• Work to be completed
Filter the lines below, copying only those with the string "this".

• Task data
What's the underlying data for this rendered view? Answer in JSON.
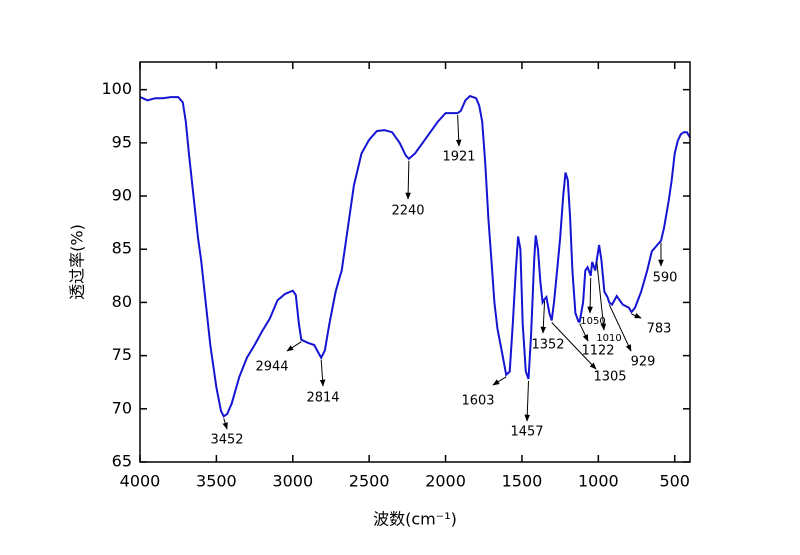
{
  "chart_data": {
    "type": "line",
    "xlabel": "波数(cm⁻¹)",
    "ylabel": "透过率(%)",
    "xlim": [
      4000,
      400
    ],
    "ylim": [
      65,
      102.6
    ],
    "xticks": [
      4000,
      3500,
      3000,
      2500,
      2000,
      1500,
      1000,
      500
    ],
    "yticks": [
      65,
      70,
      75,
      80,
      85,
      90,
      95,
      100
    ],
    "series": [
      {
        "color": "#1414d2",
        "x": [
          4000,
          3950,
          3900,
          3850,
          3800,
          3750,
          3720,
          3700,
          3680,
          3650,
          3620,
          3600,
          3570,
          3540,
          3500,
          3470,
          3452,
          3430,
          3400,
          3350,
          3300,
          3250,
          3200,
          3150,
          3100,
          3050,
          3000,
          2980,
          2960,
          2944,
          2900,
          2860,
          2830,
          2814,
          2790,
          2760,
          2720,
          2700,
          2680,
          2650,
          2600,
          2550,
          2500,
          2450,
          2400,
          2350,
          2300,
          2260,
          2240,
          2200,
          2150,
          2100,
          2050,
          2000,
          1950,
          1921,
          1900,
          1870,
          1840,
          1800,
          1780,
          1760,
          1740,
          1720,
          1700,
          1680,
          1660,
          1640,
          1620,
          1603,
          1580,
          1560,
          1540,
          1525,
          1510,
          1495,
          1475,
          1457,
          1440,
          1420,
          1410,
          1395,
          1380,
          1365,
          1352,
          1340,
          1320,
          1305,
          1290,
          1270,
          1250,
          1230,
          1215,
          1200,
          1185,
          1170,
          1150,
          1130,
          1122,
          1100,
          1085,
          1070,
          1050,
          1040,
          1020,
          1010,
          995,
          980,
          960,
          940,
          929,
          910,
          880,
          860,
          840,
          800,
          783,
          760,
          720,
          680,
          650,
          620,
          590,
          570,
          540,
          520,
          500,
          480,
          460,
          440,
          420,
          400
        ],
        "values": [
          99.3,
          99.0,
          99.2,
          99.2,
          99.3,
          99.3,
          98.8,
          97,
          94,
          90,
          86,
          84,
          80,
          76,
          72,
          69.8,
          69.3,
          69.5,
          70.5,
          73,
          74.8,
          76,
          77.3,
          78.5,
          80.2,
          80.8,
          81.1,
          80.7,
          78,
          76.5,
          76.2,
          76,
          75.2,
          74.8,
          75.5,
          78,
          81,
          82,
          83,
          86,
          91,
          94,
          95.3,
          96.1,
          96.2,
          96.0,
          95,
          93.8,
          93.5,
          94,
          95,
          96,
          97,
          97.8,
          97.8,
          97.8,
          98,
          99,
          99.4,
          99.2,
          98.5,
          97,
          93,
          88,
          84,
          80,
          77.5,
          76,
          74.5,
          73.2,
          73.5,
          78,
          83,
          86.2,
          85,
          78,
          73.5,
          72.8,
          77,
          84,
          86.3,
          85,
          82,
          80,
          80.3,
          80.5,
          79,
          78.3,
          80,
          83,
          86,
          90,
          92.2,
          91.5,
          88,
          83,
          79,
          78.2,
          78.2,
          80,
          83,
          83.3,
          82.5,
          83.8,
          83,
          84,
          85.4,
          84,
          81,
          80.5,
          80,
          79.8,
          80.6,
          80.2,
          79.8,
          79.5,
          79.1,
          79.5,
          81,
          83,
          84.8,
          85.3,
          85.8,
          87,
          89.5,
          91.5,
          94,
          95.2,
          95.8,
          96.0,
          96.0,
          95.5
        ]
      }
    ],
    "annotations": [
      3452,
      2944,
      2814,
      2240,
      1921,
      1603,
      1457,
      1352,
      1305,
      1122,
      1050,
      1010,
      929,
      783,
      590
    ]
  }
}
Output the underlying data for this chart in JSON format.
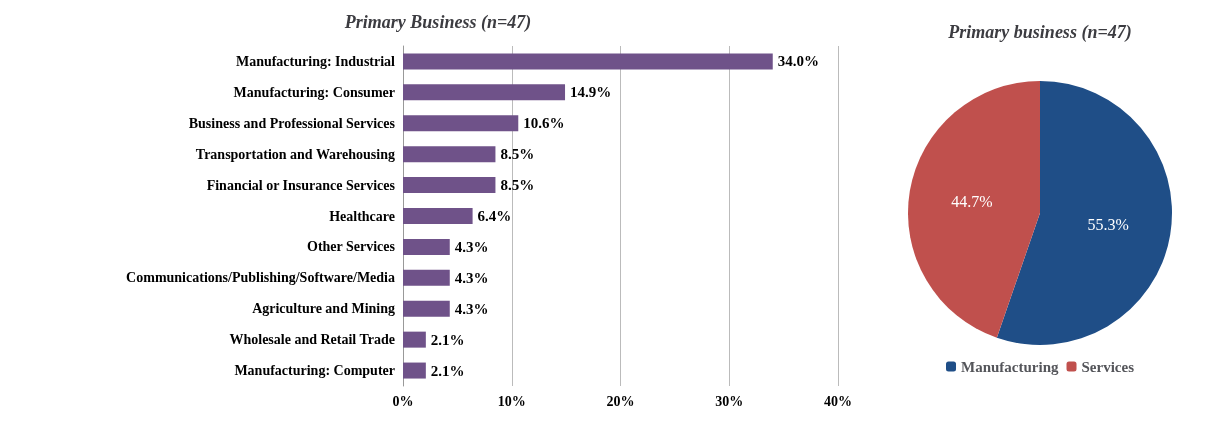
{
  "chart_data": [
    {
      "type": "bar",
      "title": "Primary Business (n=47)",
      "orientation": "horizontal",
      "categories": [
        "Manufacturing: Industrial",
        "Manufacturing: Consumer",
        "Business and Professional Services",
        "Transportation and Warehousing",
        "Financial or Insurance Services",
        "Healthcare",
        "Other Services",
        "Communications/Publishing/Software/Media",
        "Agriculture and Mining",
        "Wholesale and Retail Trade",
        "Manufacturing: Computer"
      ],
      "values": [
        34.0,
        14.9,
        10.6,
        8.5,
        8.5,
        6.4,
        4.3,
        4.3,
        4.3,
        2.1,
        2.1
      ],
      "value_labels": [
        "34.0%",
        "14.9%",
        "10.6%",
        "8.5%",
        "8.5%",
        "6.4%",
        "4.3%",
        "4.3%",
        "4.3%",
        "2.1%",
        "2.1%"
      ],
      "color": "#6f5289",
      "xlim": [
        0,
        40
      ],
      "xticks": [
        {
          "value": 0,
          "label": "0%"
        },
        {
          "value": 10,
          "label": "10%"
        },
        {
          "value": 20,
          "label": "20%"
        },
        {
          "value": 30,
          "label": "30%"
        },
        {
          "value": 40,
          "label": "40%"
        }
      ],
      "grid": "x",
      "legend": false
    },
    {
      "type": "pie",
      "title": "Primary business (n=47)",
      "categories": [
        "Manufacturing",
        "Services"
      ],
      "values": [
        55.3,
        44.7
      ],
      "colors": [
        "#1f4e87",
        "#c0504d"
      ],
      "value_labels": [
        "55.3%",
        "44.7%"
      ],
      "legend": "bottom"
    }
  ]
}
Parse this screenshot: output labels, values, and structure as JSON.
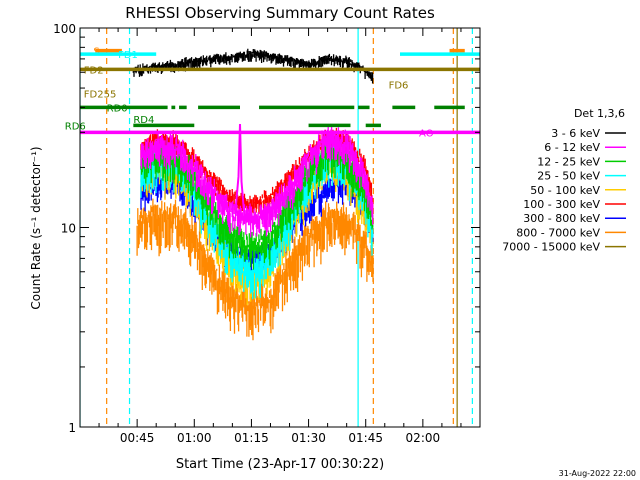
{
  "chart_data": {
    "type": "line",
    "title": "RHESSI Observing Summary Count Rates",
    "xlabel": "Start Time (23-Apr-17 00:30:22)",
    "ylabel": "Count Rate (s⁻¹ detector⁻¹)",
    "yscale": "log",
    "ylim": [
      1,
      100
    ],
    "xlim_minutes": [
      0,
      105
    ],
    "x_ticks": [
      {
        "label": "00:45",
        "minute": 15
      },
      {
        "label": "01:00",
        "minute": 30
      },
      {
        "label": "01:15",
        "minute": 45
      },
      {
        "label": "01:30",
        "minute": 60
      },
      {
        "label": "01:45",
        "minute": 75
      },
      {
        "label": "02:00",
        "minute": 90
      }
    ],
    "y_ticks": [
      {
        "label": "1",
        "value": 1
      },
      {
        "label": "10",
        "value": 10
      },
      {
        "label": "100",
        "value": 100
      }
    ],
    "legend_title": "Det 1,3,6",
    "legend_position": "right",
    "series": [
      {
        "name": "3 - 6 keV",
        "color": "#000000",
        "seed": 11,
        "jitter": 0.02,
        "noise": 0.05,
        "x": [
          14,
          20,
          30,
          40,
          45,
          50,
          55,
          60,
          65,
          70,
          74,
          77
        ],
        "y": [
          62,
          64,
          68,
          72,
          74,
          72,
          69,
          66,
          71,
          68,
          63,
          56
        ]
      },
      {
        "name": "6 - 12 keV",
        "color": "#ff00ff",
        "seed": 23,
        "jitter": 0.06,
        "noise": 0.14,
        "x": [
          16,
          20,
          25,
          30,
          35,
          40,
          45,
          50,
          55,
          60,
          65,
          70,
          75,
          77
        ],
        "y": [
          24,
          26,
          25,
          20,
          15,
          12,
          11,
          12,
          16,
          22,
          28,
          26,
          18,
          12
        ]
      },
      {
        "name": "12 - 25 keV",
        "color": "#00cc00",
        "seed": 37,
        "jitter": 0.07,
        "noise": 0.15,
        "x": [
          16,
          20,
          25,
          30,
          35,
          40,
          45,
          50,
          55,
          60,
          65,
          70,
          75,
          77
        ],
        "y": [
          21,
          23,
          22,
          18,
          12,
          9,
          8,
          9,
          13,
          19,
          25,
          22,
          15,
          10
        ]
      },
      {
        "name": "25 - 50 keV",
        "color": "#00ffff",
        "seed": 41,
        "jitter": 0.08,
        "noise": 0.16,
        "x": [
          16,
          20,
          25,
          30,
          35,
          40,
          45,
          50,
          55,
          60,
          65,
          70,
          75,
          77
        ],
        "y": [
          19,
          21,
          20,
          16,
          10,
          7,
          6,
          7,
          11,
          17,
          23,
          20,
          13,
          9
        ]
      },
      {
        "name": "50 - 100 keV",
        "color": "#ffcc00",
        "seed": 53,
        "jitter": 0.08,
        "noise": 0.16,
        "x": [
          16,
          20,
          25,
          30,
          35,
          40,
          45,
          50,
          55,
          60,
          65,
          70,
          75,
          77
        ],
        "y": [
          18,
          20,
          19,
          15,
          9,
          6.5,
          5.5,
          6.5,
          10,
          16,
          22,
          19,
          12,
          8.5
        ]
      },
      {
        "name": "100 - 300 keV",
        "color": "#ff0000",
        "seed": 61,
        "jitter": 0.05,
        "noise": 0.09,
        "x": [
          16,
          20,
          25,
          30,
          35,
          40,
          45,
          50,
          55,
          60,
          65,
          70,
          75,
          77
        ],
        "y": [
          25,
          28,
          27,
          22,
          17,
          14,
          13,
          14,
          18,
          23,
          28,
          28,
          20,
          14
        ]
      },
      {
        "name": "300 - 800 keV",
        "color": "#0000ff",
        "seed": 73,
        "jitter": 0.07,
        "noise": 0.12,
        "x": [
          16,
          20,
          25,
          30,
          35,
          40,
          45,
          50,
          55,
          60,
          65,
          70,
          75,
          77
        ],
        "y": [
          15,
          17,
          17,
          13,
          9.5,
          7.5,
          7,
          7.5,
          10,
          13,
          16,
          17,
          12,
          9
        ]
      },
      {
        "name": "800 - 7000 keV",
        "color": "#ff8800",
        "seed": 89,
        "jitter": 0.1,
        "noise": 0.2,
        "x": [
          15,
          20,
          25,
          30,
          35,
          40,
          45,
          50,
          55,
          60,
          65,
          70,
          75,
          77
        ],
        "y": [
          10,
          11.5,
          11,
          9,
          6,
          4.5,
          4,
          4.5,
          6.5,
          9,
          11,
          11,
          8,
          6.5
        ]
      },
      {
        "name": "7000 - 15000 keV",
        "color": "#8b7500",
        "seed": 97,
        "jitter": 0,
        "noise": 0,
        "x": [
          0,
          105
        ],
        "y": [
          62,
          62
        ]
      }
    ],
    "flag_lines": [
      {
        "label": "S",
        "color": "#ff8800",
        "y": 77,
        "segments": [
          [
            4,
            11
          ],
          [
            97,
            101
          ]
        ],
        "label_minute": 3.5
      },
      {
        "label": "FD1",
        "color": "#00ffff",
        "y": 74,
        "segments": [
          [
            0,
            20
          ],
          [
            84,
            105
          ]
        ],
        "label_minute": 10
      },
      {
        "label": "FD2",
        "color": "#8b7500",
        "y": 62,
        "segments": [
          [
            0,
            105
          ]
        ],
        "label_minute": 1
      },
      {
        "label": "FD255",
        "color": "#8b7500",
        "y": 47,
        "segments": [],
        "label_minute": 1
      },
      {
        "label": "RD0",
        "color": "#008000",
        "y": 40,
        "segments": [
          [
            0,
            23
          ],
          [
            24,
            25
          ],
          [
            26,
            28
          ],
          [
            31,
            42
          ],
          [
            47,
            72
          ],
          [
            73,
            76
          ],
          [
            82,
            88
          ],
          [
            93,
            101
          ]
        ],
        "label_minute": 7
      },
      {
        "label": "RD4",
        "color": "#008000",
        "y": 35,
        "segments": [],
        "label_minute": 14
      },
      {
        "label": "RD6",
        "color": "#008000",
        "y": 32.5,
        "segments": [
          [
            14,
            30
          ],
          [
            60,
            71
          ],
          [
            75,
            79
          ]
        ],
        "label_minute": -4
      },
      {
        "label": "FD6",
        "color": "#8b7500",
        "y": 52,
        "segments": [],
        "label_minute": 81
      },
      {
        "label": "AO",
        "color": "#ff00ff",
        "y": 30,
        "segments": [
          [
            0,
            105
          ]
        ],
        "label_minute": 89
      }
    ],
    "vertical_lines": [
      {
        "minute": 0,
        "color": "#00ffff",
        "style": "solid"
      },
      {
        "minute": 7,
        "color": "#ff8800",
        "style": "dashed"
      },
      {
        "minute": 13,
        "color": "#00ffff",
        "style": "dashed"
      },
      {
        "minute": 73,
        "color": "#00ffff",
        "style": "solid"
      },
      {
        "minute": 77,
        "color": "#ff8800",
        "style": "dashed"
      },
      {
        "minute": 98,
        "color": "#ff8800",
        "style": "dashed"
      },
      {
        "minute": 99,
        "color": "#8b7500",
        "style": "solid"
      },
      {
        "minute": 103,
        "color": "#00ffff",
        "style": "dashed"
      }
    ],
    "spike": {
      "minute": 42,
      "peak": 33,
      "color": "#ff00ff"
    },
    "timestamp": "31-Aug-2022 22:00"
  }
}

• Exercise output
What's the underlying data for this rendered view? Answer in JSON.
Output the underlying data for this chart in JSON format.
Parse this screenshot: output labels, values, and structure as JSON.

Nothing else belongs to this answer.